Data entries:
<<<<

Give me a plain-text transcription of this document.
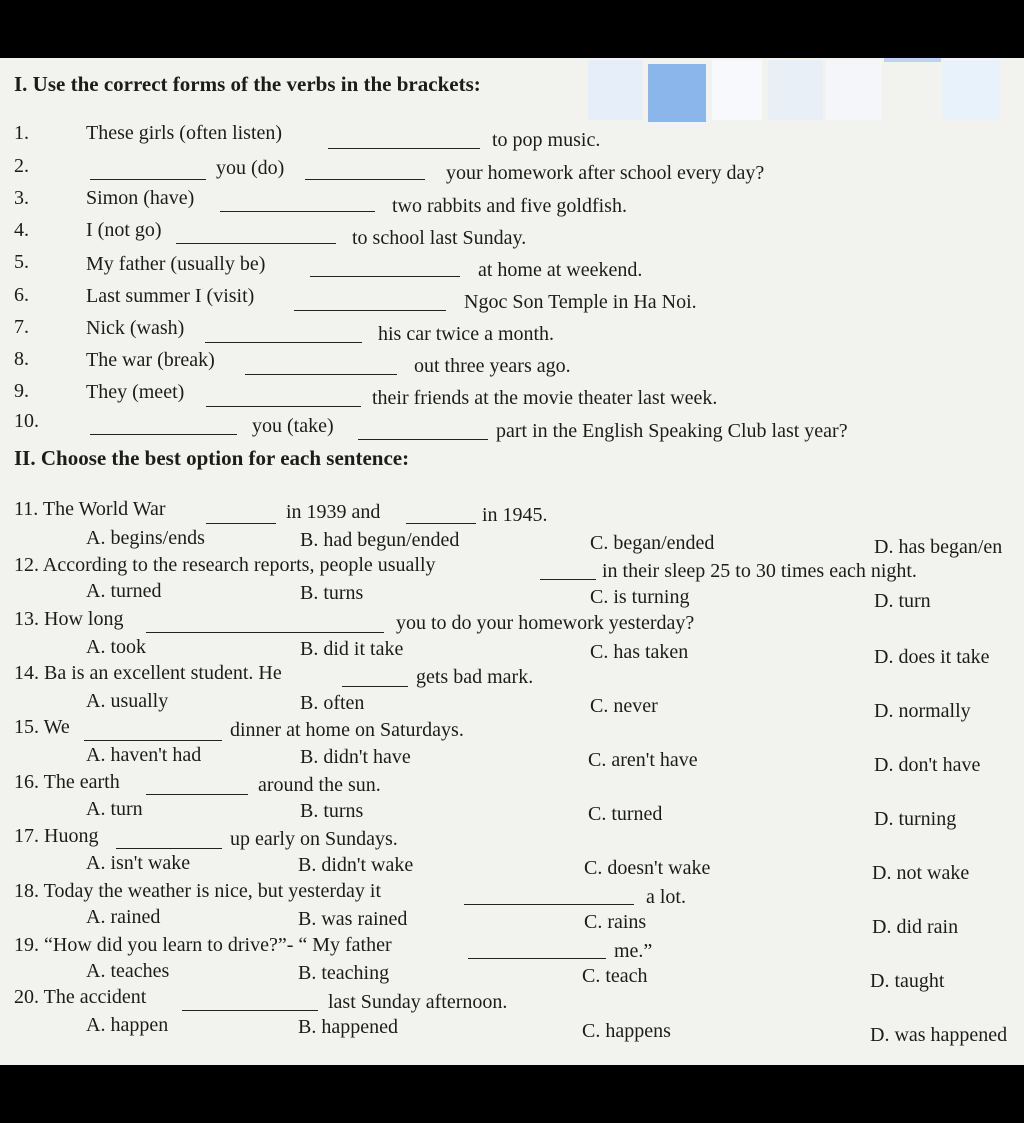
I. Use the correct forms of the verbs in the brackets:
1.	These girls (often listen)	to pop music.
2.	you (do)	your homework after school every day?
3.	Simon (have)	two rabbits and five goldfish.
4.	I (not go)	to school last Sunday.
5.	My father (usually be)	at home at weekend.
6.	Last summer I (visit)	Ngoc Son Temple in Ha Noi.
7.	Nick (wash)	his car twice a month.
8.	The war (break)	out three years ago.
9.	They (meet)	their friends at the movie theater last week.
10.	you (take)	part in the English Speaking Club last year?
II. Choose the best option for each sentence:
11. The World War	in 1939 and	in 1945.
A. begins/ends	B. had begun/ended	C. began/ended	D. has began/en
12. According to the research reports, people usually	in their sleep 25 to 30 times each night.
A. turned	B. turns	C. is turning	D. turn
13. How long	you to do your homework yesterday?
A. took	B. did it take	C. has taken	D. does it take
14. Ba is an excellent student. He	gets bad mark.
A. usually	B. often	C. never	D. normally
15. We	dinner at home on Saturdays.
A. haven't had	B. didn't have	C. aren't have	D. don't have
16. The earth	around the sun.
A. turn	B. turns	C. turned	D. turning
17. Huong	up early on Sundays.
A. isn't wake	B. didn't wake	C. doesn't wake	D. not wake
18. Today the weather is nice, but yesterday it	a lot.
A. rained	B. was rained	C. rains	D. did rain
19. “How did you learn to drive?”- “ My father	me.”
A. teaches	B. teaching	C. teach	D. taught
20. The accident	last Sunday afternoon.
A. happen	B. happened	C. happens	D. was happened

>>>>
<<<<

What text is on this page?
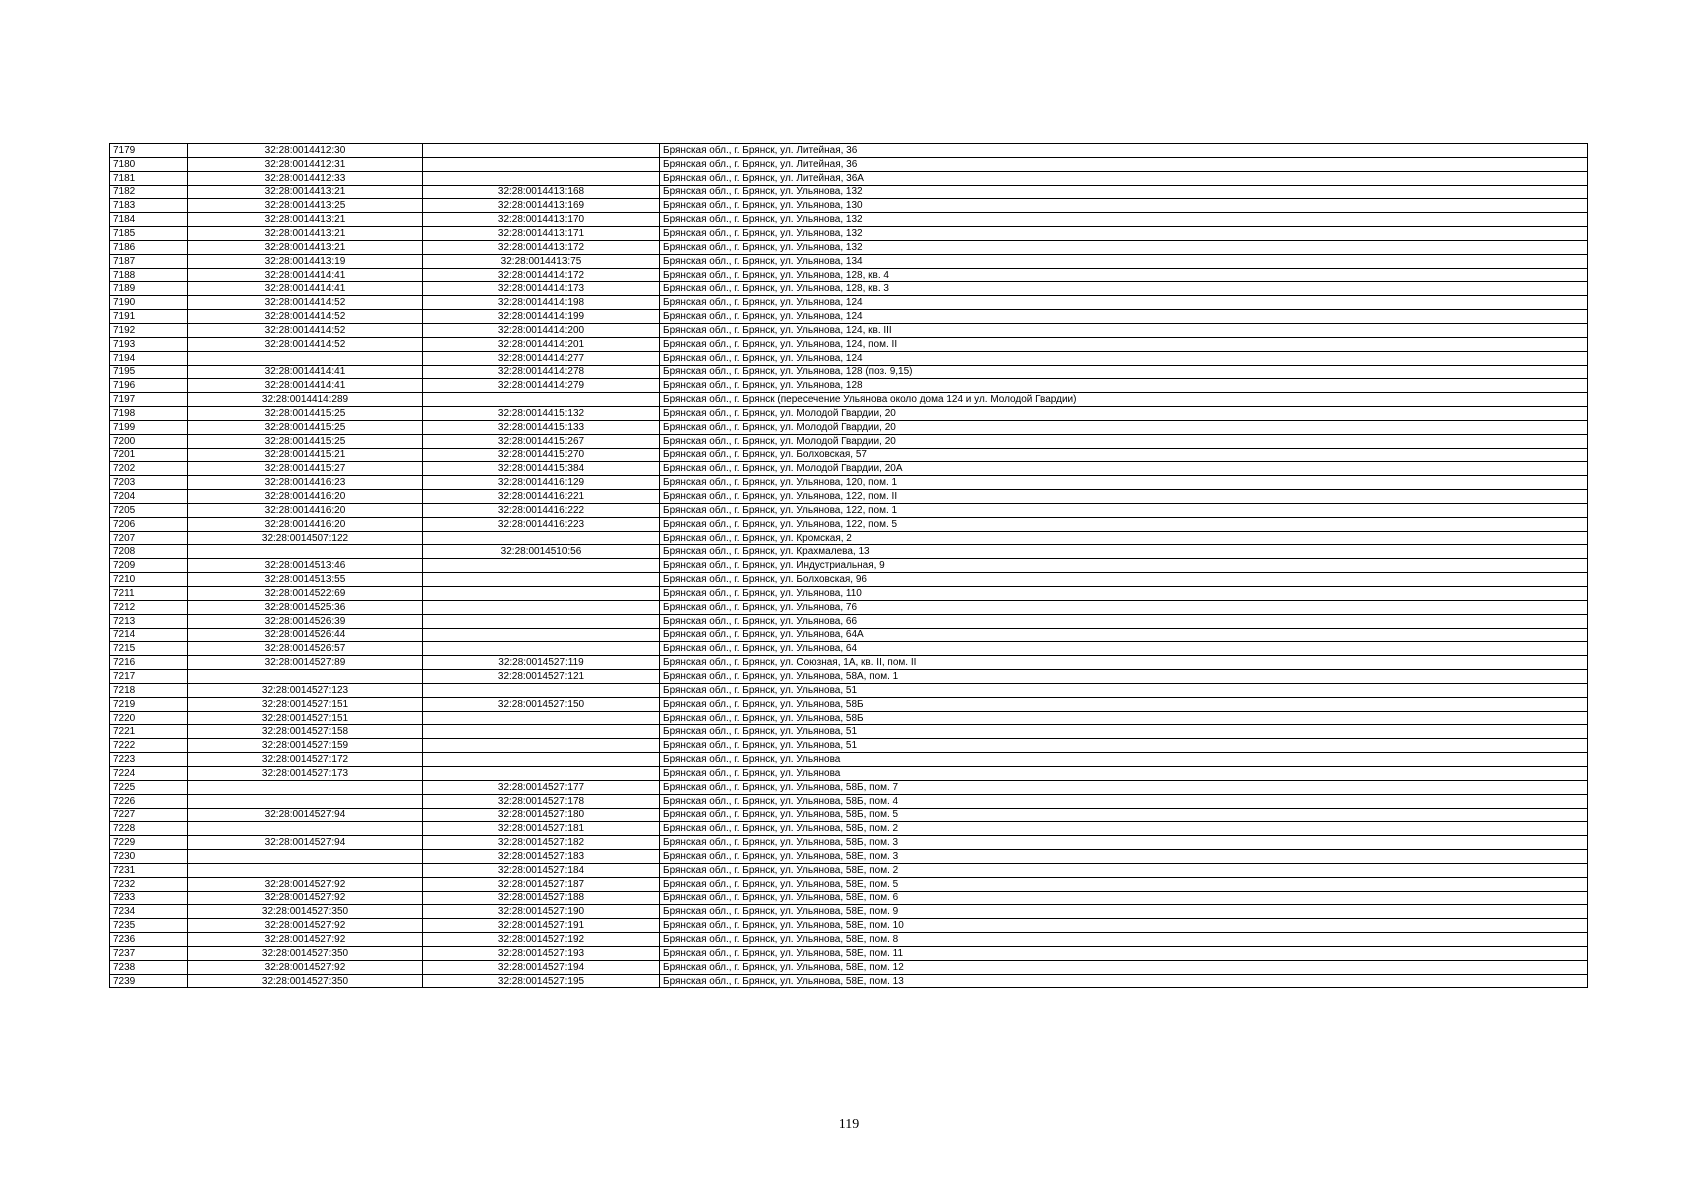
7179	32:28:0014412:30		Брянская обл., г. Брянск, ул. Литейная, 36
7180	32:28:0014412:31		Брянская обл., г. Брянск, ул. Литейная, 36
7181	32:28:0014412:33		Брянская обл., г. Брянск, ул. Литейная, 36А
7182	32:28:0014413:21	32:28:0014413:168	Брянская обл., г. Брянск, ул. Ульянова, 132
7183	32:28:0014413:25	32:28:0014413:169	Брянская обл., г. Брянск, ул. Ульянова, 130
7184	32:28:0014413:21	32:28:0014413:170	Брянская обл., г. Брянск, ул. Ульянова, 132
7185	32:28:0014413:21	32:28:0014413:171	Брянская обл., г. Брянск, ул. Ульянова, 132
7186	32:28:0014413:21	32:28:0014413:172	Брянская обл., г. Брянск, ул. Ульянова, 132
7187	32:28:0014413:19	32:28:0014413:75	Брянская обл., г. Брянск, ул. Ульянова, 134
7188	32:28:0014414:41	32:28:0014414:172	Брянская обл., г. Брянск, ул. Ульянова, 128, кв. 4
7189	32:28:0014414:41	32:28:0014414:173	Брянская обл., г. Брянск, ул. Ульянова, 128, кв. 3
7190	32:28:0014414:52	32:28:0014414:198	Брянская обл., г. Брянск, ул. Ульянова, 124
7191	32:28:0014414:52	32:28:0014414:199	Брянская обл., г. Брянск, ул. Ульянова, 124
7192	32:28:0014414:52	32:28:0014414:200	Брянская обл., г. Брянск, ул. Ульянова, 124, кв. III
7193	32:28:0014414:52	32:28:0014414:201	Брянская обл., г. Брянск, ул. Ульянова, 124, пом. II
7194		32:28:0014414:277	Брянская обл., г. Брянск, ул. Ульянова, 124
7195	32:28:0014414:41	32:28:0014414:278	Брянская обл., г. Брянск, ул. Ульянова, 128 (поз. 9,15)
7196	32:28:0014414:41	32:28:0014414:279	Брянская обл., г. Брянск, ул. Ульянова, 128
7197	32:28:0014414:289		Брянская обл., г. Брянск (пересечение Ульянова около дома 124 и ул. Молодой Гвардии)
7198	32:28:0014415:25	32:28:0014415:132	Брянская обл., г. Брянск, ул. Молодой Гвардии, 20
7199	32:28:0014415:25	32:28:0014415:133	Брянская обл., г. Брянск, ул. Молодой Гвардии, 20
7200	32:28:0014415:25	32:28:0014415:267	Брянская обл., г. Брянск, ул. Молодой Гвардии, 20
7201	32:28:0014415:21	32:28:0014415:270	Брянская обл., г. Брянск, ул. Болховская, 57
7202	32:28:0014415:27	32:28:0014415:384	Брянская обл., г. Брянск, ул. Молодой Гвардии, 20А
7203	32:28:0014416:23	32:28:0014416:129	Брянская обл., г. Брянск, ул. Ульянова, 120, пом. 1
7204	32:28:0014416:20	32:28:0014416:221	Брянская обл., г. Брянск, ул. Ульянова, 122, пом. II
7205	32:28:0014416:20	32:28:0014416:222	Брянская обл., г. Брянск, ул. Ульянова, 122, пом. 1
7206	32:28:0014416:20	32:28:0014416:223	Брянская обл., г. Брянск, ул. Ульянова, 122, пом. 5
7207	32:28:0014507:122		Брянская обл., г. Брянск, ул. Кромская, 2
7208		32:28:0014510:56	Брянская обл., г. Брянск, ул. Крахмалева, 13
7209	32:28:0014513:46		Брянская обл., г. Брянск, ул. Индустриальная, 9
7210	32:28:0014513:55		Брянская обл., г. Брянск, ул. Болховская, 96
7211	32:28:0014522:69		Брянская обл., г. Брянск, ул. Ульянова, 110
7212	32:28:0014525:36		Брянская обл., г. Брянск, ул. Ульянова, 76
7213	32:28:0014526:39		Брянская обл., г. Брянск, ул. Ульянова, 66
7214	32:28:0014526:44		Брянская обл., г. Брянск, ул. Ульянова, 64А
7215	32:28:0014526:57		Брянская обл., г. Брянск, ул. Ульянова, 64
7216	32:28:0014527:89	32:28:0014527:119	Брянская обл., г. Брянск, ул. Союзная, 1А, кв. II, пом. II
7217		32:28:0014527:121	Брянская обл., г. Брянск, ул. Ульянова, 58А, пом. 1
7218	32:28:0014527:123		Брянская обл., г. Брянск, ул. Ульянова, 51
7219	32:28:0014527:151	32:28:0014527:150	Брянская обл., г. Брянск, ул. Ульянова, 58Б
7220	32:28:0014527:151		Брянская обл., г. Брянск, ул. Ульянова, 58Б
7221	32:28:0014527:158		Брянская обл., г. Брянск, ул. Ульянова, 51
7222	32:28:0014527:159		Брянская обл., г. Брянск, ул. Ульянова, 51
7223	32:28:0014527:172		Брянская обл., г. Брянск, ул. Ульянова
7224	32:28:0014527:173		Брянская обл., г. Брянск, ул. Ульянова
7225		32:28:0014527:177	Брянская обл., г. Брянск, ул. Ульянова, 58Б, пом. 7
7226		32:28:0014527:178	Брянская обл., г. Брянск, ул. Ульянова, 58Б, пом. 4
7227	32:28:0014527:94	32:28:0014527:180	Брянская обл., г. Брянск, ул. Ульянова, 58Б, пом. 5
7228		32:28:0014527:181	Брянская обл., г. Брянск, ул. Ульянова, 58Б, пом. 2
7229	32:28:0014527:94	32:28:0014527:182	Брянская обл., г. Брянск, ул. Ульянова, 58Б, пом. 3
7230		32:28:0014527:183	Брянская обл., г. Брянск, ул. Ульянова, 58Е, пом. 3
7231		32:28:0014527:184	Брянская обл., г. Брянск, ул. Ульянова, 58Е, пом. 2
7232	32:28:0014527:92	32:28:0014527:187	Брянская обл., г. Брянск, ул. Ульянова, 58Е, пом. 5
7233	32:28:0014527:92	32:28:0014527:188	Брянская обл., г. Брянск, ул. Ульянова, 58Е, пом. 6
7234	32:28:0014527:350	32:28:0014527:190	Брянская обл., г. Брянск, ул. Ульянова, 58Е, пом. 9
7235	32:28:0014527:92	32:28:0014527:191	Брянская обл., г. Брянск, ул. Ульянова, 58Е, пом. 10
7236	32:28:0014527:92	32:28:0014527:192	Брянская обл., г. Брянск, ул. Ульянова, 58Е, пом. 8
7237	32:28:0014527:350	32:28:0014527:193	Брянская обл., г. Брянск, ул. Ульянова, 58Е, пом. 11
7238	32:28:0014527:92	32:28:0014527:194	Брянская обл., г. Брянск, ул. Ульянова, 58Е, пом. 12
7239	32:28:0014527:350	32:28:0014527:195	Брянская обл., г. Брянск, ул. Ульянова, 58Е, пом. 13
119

>>>>

Task to complete
Look back over the material above and state how many lines hold the word "turned". Write the number and nothing else.

Final result
2